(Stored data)

- - -

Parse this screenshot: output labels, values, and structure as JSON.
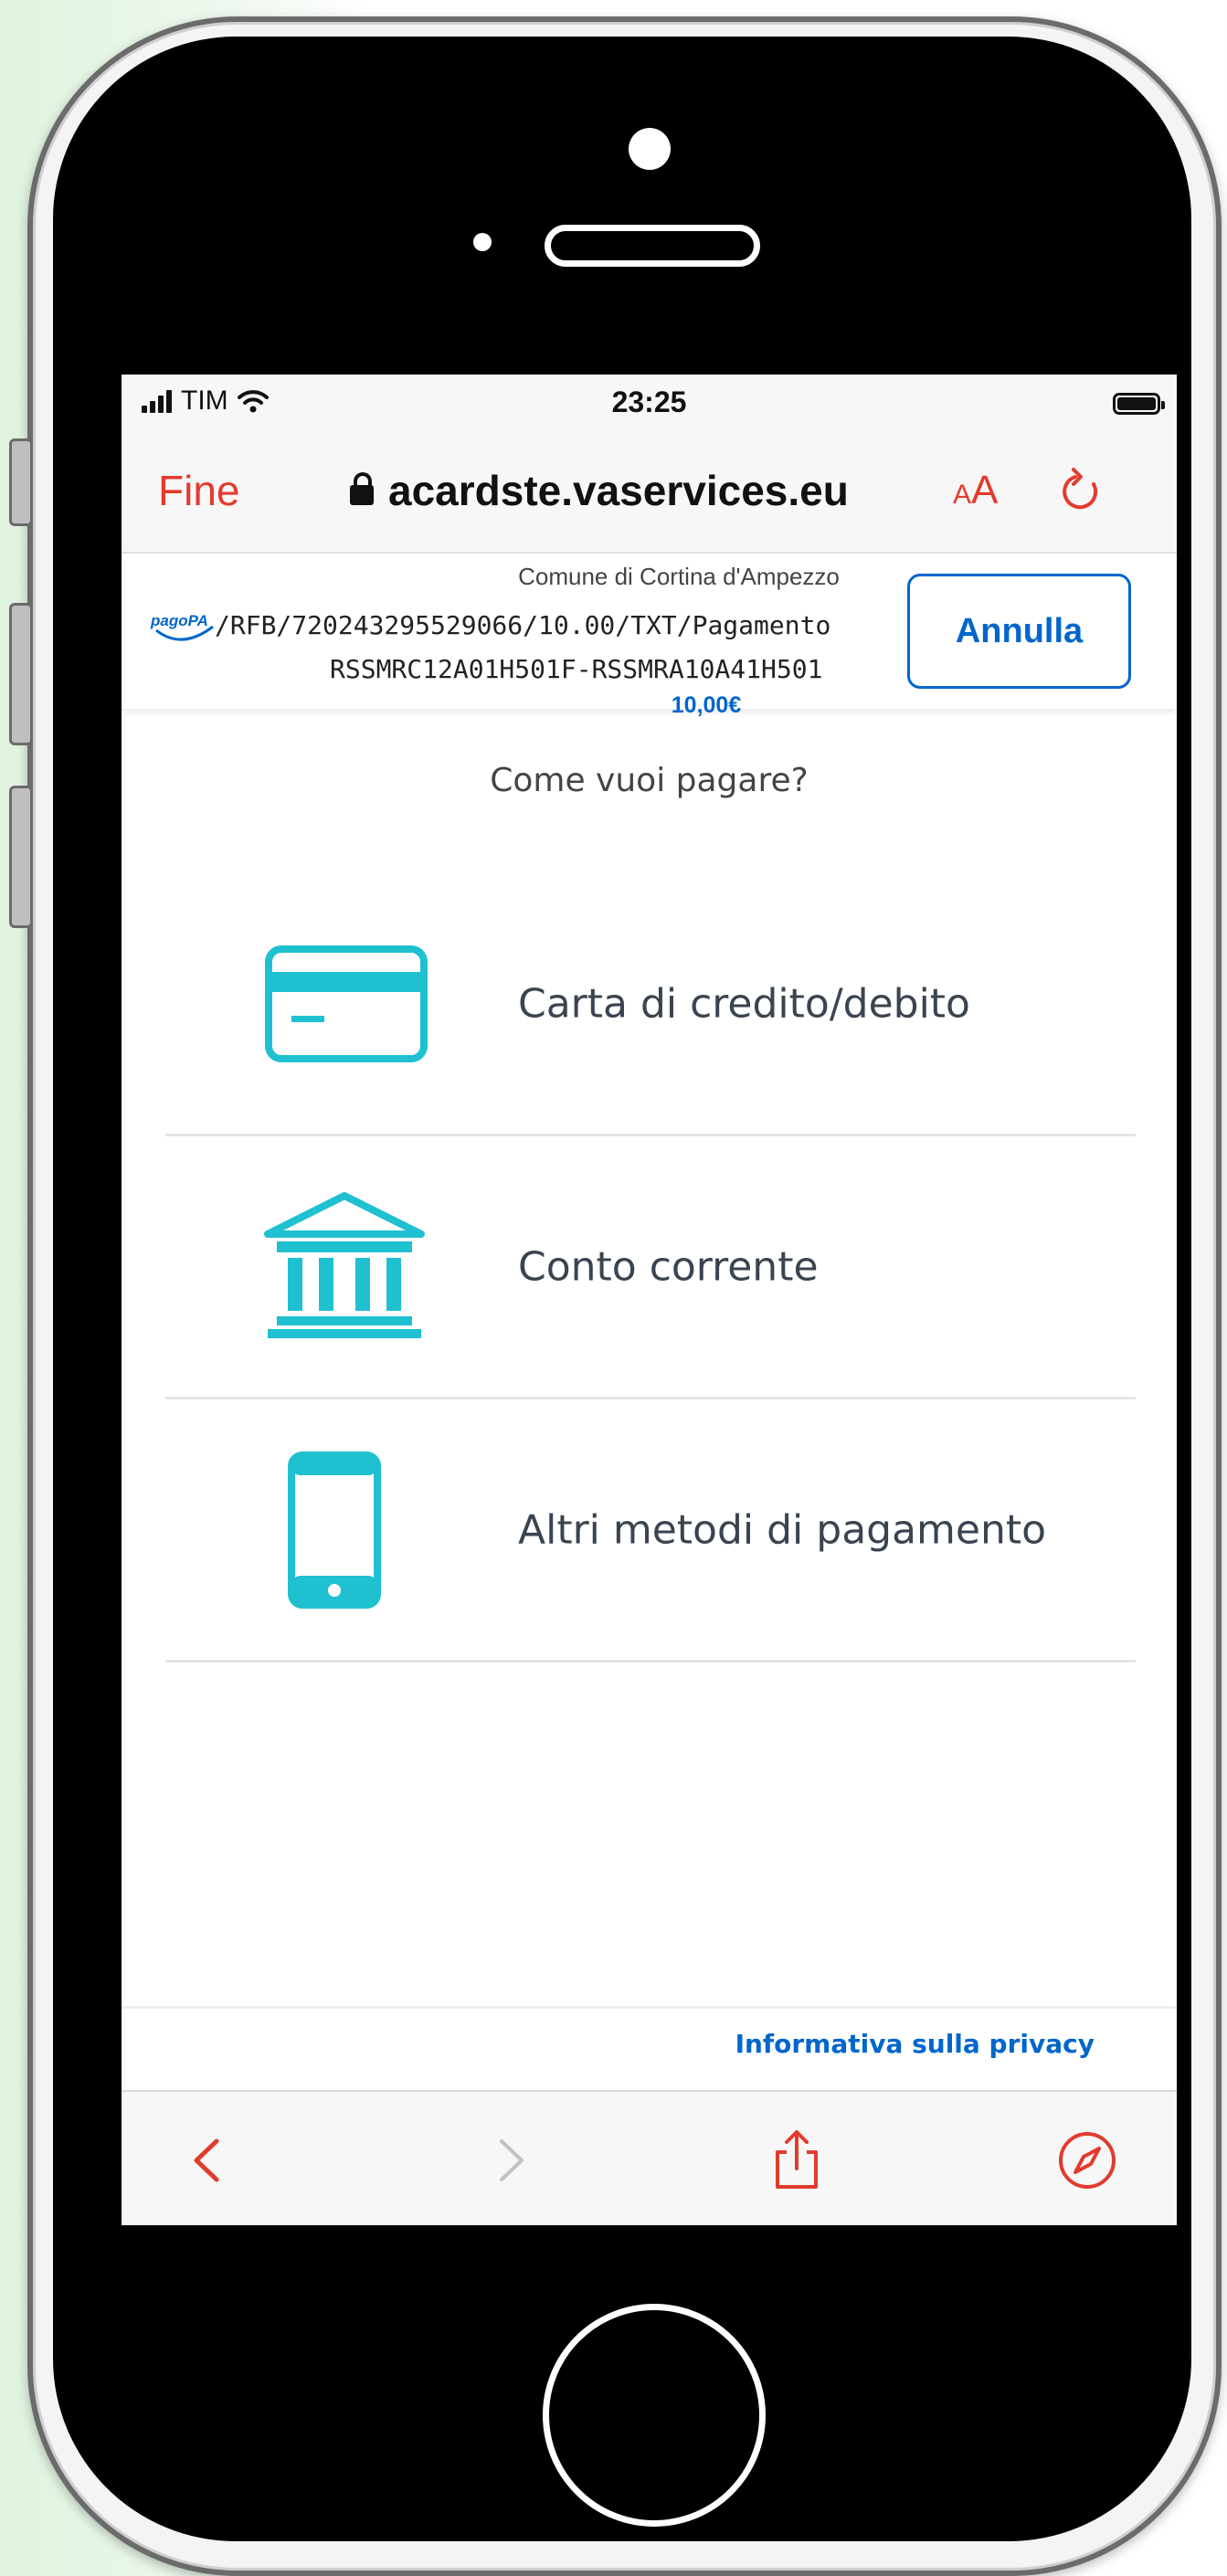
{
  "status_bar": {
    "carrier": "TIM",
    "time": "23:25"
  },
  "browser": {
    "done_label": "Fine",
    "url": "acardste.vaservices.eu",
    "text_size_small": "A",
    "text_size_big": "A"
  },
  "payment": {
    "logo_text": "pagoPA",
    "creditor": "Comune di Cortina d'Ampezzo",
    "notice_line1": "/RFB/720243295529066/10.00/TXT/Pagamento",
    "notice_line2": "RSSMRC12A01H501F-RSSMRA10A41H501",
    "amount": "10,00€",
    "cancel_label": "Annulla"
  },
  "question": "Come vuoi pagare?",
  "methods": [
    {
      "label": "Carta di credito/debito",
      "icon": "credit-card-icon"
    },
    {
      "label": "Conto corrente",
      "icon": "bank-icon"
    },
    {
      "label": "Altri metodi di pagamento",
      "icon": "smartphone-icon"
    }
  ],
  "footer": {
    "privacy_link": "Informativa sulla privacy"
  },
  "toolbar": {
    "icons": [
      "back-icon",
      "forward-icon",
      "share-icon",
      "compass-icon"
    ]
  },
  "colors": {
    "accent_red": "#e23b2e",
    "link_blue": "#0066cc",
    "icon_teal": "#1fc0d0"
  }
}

- - -

▸ **Goal**: Your job is to transcribe the entries above exactly; skip the pictures.

▸ **Expected answer**:
Parse this screenshot: output labels, values, and structure as JSON.
{
  "status_bar": {
    "carrier": "TIM",
    "time": "23:25"
  },
  "browser": {
    "done_label": "Fine",
    "url": "acardste.vaservices.eu",
    "text_size_small": "A",
    "text_size_big": "A"
  },
  "payment": {
    "logo_text": "pagoPA",
    "creditor": "Comune di Cortina d'Ampezzo",
    "notice_line1": "/RFB/720243295529066/10.00/TXT/Pagamento",
    "notice_line2": "RSSMRC12A01H501F-RSSMRA10A41H501",
    "amount": "10,00€",
    "cancel_label": "Annulla"
  },
  "question": "Come vuoi pagare?",
  "methods": [
    {
      "label": "Carta di credito/debito",
      "icon": "credit-card-icon"
    },
    {
      "label": "Conto corrente",
      "icon": "bank-icon"
    },
    {
      "label": "Altri metodi di pagamento",
      "icon": "smartphone-icon"
    }
  ],
  "footer": {
    "privacy_link": "Informativa sulla privacy"
  },
  "toolbar": {
    "icons": [
      "back-icon",
      "forward-icon",
      "share-icon",
      "compass-icon"
    ]
  },
  "colors": {
    "accent_red": "#e23b2e",
    "link_blue": "#0066cc",
    "icon_teal": "#1fc0d0"
  }
}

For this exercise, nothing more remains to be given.